— begin Dataset records —

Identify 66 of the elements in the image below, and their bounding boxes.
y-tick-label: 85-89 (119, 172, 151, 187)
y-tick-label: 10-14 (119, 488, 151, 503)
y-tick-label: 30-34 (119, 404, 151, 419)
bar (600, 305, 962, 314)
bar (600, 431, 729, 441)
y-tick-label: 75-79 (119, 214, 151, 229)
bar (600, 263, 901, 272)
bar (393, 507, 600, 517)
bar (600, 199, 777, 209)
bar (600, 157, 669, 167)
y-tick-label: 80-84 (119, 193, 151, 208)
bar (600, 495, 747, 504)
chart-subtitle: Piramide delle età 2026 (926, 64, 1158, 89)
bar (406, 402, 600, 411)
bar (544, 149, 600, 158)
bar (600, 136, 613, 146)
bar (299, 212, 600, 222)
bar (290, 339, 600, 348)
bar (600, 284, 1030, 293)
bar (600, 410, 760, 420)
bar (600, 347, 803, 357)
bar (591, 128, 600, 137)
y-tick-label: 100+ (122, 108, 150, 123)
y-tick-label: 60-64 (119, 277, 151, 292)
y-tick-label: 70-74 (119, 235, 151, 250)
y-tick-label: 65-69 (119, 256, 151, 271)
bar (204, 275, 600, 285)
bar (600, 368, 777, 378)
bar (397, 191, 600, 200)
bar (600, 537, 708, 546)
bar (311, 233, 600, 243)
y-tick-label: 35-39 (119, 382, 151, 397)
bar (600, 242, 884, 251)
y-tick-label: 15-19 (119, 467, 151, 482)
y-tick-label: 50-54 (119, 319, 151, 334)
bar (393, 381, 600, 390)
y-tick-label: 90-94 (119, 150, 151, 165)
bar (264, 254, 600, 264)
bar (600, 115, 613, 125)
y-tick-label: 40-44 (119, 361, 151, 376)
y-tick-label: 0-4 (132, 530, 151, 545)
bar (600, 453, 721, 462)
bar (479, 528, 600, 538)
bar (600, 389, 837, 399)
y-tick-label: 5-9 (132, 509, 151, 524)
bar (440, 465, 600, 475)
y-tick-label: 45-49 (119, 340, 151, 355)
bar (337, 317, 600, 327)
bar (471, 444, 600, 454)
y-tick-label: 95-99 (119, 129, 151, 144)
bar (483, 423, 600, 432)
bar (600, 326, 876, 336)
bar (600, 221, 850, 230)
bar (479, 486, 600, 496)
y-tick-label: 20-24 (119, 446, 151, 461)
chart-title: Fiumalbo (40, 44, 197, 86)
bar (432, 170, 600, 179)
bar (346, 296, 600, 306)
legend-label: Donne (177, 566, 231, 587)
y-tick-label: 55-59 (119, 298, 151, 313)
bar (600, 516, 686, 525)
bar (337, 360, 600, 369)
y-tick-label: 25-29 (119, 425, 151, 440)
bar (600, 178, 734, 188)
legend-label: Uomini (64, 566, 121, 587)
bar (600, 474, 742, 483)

— end Dataset records —

Short exercise: Can you pull every line from the material above and reproduce each one verbatim, in its original order?

Exercise solution:
Identify 66 of the elements in the image below, and their bounding boxes.
y-tick-label: 85-89 (119, 172, 151, 187)
y-tick-label: 10-14 (119, 488, 151, 503)
y-tick-label: 30-34 (119, 404, 151, 419)
bar (600, 305, 962, 314)
bar (600, 431, 729, 441)
y-tick-label: 75-79 (119, 214, 151, 229)
bar (600, 263, 901, 272)
bar (393, 507, 600, 517)
bar (600, 199, 777, 209)
bar (600, 157, 669, 167)
y-tick-label: 80-84 (119, 193, 151, 208)
bar (600, 495, 747, 504)
chart-subtitle: Piramide delle età 2026 (926, 64, 1158, 89)
bar (406, 402, 600, 411)
bar (544, 149, 600, 158)
bar (600, 136, 613, 146)
bar (299, 212, 600, 222)
bar (290, 339, 600, 348)
bar (600, 284, 1030, 293)
bar (600, 410, 760, 420)
bar (600, 347, 803, 357)
bar (591, 128, 600, 137)
y-tick-label: 100+ (122, 108, 150, 123)
y-tick-label: 60-64 (119, 277, 151, 292)
y-tick-label: 70-74 (119, 235, 151, 250)
y-tick-label: 65-69 (119, 256, 151, 271)
bar (204, 275, 600, 285)
bar (600, 368, 777, 378)
bar (397, 191, 600, 200)
bar (600, 537, 708, 546)
bar (311, 233, 600, 243)
y-tick-label: 35-39 (119, 382, 151, 397)
bar (600, 242, 884, 251)
y-tick-label: 15-19 (119, 467, 151, 482)
y-tick-label: 50-54 (119, 319, 151, 334)
bar (393, 381, 600, 390)
y-tick-label: 90-94 (119, 150, 151, 165)
bar (264, 254, 600, 264)
bar (600, 115, 613, 125)
y-tick-label: 40-44 (119, 361, 151, 376)
y-tick-label: 0-4 (132, 530, 151, 545)
bar (600, 453, 721, 462)
bar (479, 528, 600, 538)
bar (600, 389, 837, 399)
y-tick-label: 5-9 (132, 509, 151, 524)
bar (440, 465, 600, 475)
y-tick-label: 45-49 (119, 340, 151, 355)
bar (337, 317, 600, 327)
bar (471, 444, 600, 454)
y-tick-label: 95-99 (119, 129, 151, 144)
bar (483, 423, 600, 432)
bar (600, 326, 876, 336)
bar (600, 221, 850, 230)
bar (479, 486, 600, 496)
y-tick-label: 20-24 (119, 446, 151, 461)
chart-title: Fiumalbo (40, 44, 197, 86)
bar (432, 170, 600, 179)
bar (346, 296, 600, 306)
legend-label: Donne (177, 566, 231, 587)
y-tick-label: 55-59 (119, 298, 151, 313)
bar (600, 516, 686, 525)
bar (337, 360, 600, 369)
y-tick-label: 25-29 (119, 425, 151, 440)
bar (600, 178, 734, 188)
legend-label: Uomini (64, 566, 121, 587)
bar (600, 474, 742, 483)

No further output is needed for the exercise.